DATA IN THIS EXERCISE:
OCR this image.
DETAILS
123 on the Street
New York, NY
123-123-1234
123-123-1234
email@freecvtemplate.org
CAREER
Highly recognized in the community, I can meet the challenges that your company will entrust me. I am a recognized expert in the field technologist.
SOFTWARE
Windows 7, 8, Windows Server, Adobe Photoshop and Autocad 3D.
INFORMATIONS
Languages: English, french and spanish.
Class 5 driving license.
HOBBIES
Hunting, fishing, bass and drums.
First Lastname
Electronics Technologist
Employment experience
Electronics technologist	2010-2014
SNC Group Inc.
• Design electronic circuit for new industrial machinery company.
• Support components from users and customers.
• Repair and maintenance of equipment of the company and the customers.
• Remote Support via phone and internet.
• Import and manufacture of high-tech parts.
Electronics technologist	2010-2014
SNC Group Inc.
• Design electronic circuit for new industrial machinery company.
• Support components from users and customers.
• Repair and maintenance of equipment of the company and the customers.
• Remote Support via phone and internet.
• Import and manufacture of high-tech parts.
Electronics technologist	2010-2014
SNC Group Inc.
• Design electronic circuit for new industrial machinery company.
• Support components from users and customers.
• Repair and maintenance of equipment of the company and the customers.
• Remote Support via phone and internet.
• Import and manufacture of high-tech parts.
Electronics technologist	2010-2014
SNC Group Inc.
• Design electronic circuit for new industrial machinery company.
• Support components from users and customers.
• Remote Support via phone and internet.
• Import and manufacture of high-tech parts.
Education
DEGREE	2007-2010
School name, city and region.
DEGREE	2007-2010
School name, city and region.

WORK REQUIRED: Please restate the whole listing word for word.

EXERCISE RESULT:
OCR this image.
DETAILS
123 on the Street
New York, NY
123-123-1234
123-123-1234
email@freecvtemplate.org
CAREER
Highly recognized in the community, I can meet the challenges that your company will entrust me. I am a recognized expert in the field technologist.
SOFTWARE
Windows 7, 8, Windows Server, Adobe Photoshop and Autocad 3D.
INFORMATIONS
Languages: English, french and spanish.
Class 5 driving license.
HOBBIES
Hunting, fishing, bass and drums.
First Lastname
Electronics Technologist
Employment experience
Electronics technologist	2010-2014
SNC Group Inc.
• Design electronic circuit for new industrial machinery company.
• Support components from users and customers.
• Repair and maintenance of equipment of the company and the customers.
• Remote Support via phone and internet.
• Import and manufacture of high-tech parts.
Electronics technologist	2010-2014
SNC Group Inc.
• Design electronic circuit for new industrial machinery company.
• Support components from users and customers.
• Repair and maintenance of equipment of the company and the customers.
• Remote Support via phone and internet.
• Import and manufacture of high-tech parts.
Electronics technologist	2010-2014
SNC Group Inc.
• Design electronic circuit for new industrial machinery company.
• Support components from users and customers.
• Repair and maintenance of equipment of the company and the customers.
• Remote Support via phone and internet.
• Import and manufacture of high-tech parts.
Electronics technologist	2010-2014
SNC Group Inc.
• Design electronic circuit for new industrial machinery company.
• Support components from users and customers.
• Remote Support via phone and internet.
• Import and manufacture of high-tech parts.
Education
DEGREE	2007-2010
School name, city and region.
DEGREE	2007-2010
School name, city and region.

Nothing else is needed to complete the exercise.